Given exercise
Pick out every line in the data below that holds "Cboe".

[Chart and figure data]
+++

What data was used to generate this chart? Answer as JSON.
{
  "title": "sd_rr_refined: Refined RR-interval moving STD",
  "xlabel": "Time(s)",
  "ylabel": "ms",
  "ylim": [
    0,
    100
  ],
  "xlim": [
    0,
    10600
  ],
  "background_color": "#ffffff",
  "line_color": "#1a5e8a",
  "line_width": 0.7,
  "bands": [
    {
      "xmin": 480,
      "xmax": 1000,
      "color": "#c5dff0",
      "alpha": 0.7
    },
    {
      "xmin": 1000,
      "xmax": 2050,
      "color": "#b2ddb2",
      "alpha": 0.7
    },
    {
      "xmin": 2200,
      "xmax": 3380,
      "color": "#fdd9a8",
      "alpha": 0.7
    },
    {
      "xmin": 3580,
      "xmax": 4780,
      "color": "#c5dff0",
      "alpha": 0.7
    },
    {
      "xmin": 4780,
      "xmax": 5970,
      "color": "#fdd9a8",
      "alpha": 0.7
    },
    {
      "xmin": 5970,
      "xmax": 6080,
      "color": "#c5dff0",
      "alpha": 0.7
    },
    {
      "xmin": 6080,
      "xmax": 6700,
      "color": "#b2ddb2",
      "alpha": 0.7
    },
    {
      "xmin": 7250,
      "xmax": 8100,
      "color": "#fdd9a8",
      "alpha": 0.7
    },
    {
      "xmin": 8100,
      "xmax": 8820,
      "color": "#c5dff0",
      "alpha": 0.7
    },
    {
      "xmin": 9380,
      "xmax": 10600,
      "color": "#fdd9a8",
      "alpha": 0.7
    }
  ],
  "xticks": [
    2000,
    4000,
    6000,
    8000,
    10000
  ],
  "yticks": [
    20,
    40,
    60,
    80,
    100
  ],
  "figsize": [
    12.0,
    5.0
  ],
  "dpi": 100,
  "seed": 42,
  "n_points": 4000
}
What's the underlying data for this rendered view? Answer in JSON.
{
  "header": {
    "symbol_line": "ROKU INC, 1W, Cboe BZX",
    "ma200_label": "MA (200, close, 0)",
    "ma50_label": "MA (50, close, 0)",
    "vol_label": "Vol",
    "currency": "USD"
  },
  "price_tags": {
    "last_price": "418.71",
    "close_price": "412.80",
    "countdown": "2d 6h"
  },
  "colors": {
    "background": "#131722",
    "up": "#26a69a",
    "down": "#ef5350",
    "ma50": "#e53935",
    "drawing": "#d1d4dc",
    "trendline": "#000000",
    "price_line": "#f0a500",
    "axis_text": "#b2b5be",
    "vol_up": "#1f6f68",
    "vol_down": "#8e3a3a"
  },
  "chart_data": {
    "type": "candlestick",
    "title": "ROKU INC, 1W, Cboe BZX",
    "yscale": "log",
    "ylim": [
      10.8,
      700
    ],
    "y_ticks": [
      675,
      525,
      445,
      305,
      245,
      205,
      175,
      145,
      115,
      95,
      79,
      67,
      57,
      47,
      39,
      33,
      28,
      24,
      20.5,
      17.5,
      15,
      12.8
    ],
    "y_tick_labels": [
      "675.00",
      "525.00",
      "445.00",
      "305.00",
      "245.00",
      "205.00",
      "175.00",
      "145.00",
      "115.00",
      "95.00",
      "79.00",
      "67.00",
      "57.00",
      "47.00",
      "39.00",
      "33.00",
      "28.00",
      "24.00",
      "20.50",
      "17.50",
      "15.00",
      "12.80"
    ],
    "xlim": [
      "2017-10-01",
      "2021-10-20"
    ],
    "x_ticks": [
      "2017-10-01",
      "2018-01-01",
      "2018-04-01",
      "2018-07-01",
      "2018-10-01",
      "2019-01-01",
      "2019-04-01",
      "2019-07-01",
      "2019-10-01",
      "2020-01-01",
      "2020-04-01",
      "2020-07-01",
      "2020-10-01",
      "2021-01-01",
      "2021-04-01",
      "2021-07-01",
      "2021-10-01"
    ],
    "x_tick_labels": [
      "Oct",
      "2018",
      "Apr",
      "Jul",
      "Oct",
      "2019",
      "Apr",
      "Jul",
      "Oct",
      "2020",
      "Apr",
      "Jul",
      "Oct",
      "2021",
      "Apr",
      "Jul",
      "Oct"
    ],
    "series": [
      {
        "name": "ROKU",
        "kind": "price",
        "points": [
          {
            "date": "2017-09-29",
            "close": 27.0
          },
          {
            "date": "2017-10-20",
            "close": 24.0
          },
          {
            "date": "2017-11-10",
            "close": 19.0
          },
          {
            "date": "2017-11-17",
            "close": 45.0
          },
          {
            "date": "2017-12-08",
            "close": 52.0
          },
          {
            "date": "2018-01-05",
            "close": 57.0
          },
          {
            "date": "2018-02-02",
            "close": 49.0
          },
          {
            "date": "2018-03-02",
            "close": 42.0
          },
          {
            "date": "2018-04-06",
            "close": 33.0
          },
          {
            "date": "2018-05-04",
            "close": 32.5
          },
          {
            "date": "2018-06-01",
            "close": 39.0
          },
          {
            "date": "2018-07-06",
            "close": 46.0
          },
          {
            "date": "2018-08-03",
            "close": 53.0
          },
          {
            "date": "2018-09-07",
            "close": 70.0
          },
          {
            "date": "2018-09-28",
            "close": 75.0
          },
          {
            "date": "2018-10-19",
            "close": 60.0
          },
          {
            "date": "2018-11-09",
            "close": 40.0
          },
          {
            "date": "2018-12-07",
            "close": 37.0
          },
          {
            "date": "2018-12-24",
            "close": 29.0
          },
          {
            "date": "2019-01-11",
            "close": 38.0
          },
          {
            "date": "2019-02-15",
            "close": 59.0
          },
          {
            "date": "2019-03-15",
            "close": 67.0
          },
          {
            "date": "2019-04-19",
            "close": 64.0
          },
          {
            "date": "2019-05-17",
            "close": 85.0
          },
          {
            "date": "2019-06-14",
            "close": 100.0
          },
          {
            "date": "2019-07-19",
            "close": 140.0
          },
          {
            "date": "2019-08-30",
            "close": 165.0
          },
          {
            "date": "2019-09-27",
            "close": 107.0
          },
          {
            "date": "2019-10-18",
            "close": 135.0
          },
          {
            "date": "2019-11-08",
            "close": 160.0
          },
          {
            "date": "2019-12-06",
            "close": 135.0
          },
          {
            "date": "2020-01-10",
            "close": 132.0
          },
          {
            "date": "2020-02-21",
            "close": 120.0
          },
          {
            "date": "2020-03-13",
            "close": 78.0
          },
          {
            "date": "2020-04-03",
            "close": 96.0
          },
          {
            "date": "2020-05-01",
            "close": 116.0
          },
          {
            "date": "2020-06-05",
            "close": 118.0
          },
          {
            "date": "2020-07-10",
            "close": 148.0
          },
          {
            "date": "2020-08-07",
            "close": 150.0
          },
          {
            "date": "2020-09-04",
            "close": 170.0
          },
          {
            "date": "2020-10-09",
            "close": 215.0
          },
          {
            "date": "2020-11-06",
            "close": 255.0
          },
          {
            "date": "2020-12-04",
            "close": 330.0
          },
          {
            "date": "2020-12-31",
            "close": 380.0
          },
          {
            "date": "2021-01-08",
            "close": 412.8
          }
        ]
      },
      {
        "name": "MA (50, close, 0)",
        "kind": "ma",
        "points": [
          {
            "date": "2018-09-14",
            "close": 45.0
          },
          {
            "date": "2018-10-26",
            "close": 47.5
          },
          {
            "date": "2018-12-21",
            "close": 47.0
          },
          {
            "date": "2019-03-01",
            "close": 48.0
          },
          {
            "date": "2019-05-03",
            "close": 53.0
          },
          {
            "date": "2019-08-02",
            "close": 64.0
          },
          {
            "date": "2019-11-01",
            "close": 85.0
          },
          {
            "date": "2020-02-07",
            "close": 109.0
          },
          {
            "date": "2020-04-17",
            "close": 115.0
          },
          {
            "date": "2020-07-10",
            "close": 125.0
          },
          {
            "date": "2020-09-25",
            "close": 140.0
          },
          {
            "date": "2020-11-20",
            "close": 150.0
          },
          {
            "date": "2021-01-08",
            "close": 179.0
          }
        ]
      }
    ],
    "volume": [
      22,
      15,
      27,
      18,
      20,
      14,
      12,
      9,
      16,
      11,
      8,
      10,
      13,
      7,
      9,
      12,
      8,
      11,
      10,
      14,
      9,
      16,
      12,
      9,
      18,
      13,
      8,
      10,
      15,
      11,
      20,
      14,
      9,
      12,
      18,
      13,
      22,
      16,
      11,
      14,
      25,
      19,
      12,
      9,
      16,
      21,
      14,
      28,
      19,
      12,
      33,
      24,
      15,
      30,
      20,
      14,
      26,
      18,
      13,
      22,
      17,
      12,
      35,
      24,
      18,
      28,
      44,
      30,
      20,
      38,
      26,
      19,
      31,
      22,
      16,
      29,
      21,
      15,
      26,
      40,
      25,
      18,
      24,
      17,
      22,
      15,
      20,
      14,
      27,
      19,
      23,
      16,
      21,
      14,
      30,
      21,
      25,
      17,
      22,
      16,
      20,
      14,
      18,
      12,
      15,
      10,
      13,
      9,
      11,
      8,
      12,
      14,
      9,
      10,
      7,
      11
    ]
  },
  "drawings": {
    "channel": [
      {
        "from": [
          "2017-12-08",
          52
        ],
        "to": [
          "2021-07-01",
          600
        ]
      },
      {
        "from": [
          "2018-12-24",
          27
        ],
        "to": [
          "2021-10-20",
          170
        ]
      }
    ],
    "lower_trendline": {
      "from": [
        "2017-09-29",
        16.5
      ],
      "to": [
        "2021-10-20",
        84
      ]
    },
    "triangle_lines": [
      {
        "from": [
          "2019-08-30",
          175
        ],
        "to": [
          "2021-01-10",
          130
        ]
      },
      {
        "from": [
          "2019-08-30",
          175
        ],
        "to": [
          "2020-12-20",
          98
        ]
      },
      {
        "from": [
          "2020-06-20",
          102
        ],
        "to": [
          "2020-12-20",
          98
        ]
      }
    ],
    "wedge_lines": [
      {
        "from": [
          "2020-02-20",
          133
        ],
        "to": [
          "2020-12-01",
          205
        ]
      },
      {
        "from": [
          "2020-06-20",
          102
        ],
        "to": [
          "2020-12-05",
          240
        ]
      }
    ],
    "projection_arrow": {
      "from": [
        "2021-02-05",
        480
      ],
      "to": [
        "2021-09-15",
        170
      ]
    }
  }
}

+++

Problem solution
    "symbol_line": "ROKU INC, 1W, Cboe BZX",
    "title": "ROKU INC, 1W, Cboe BZX",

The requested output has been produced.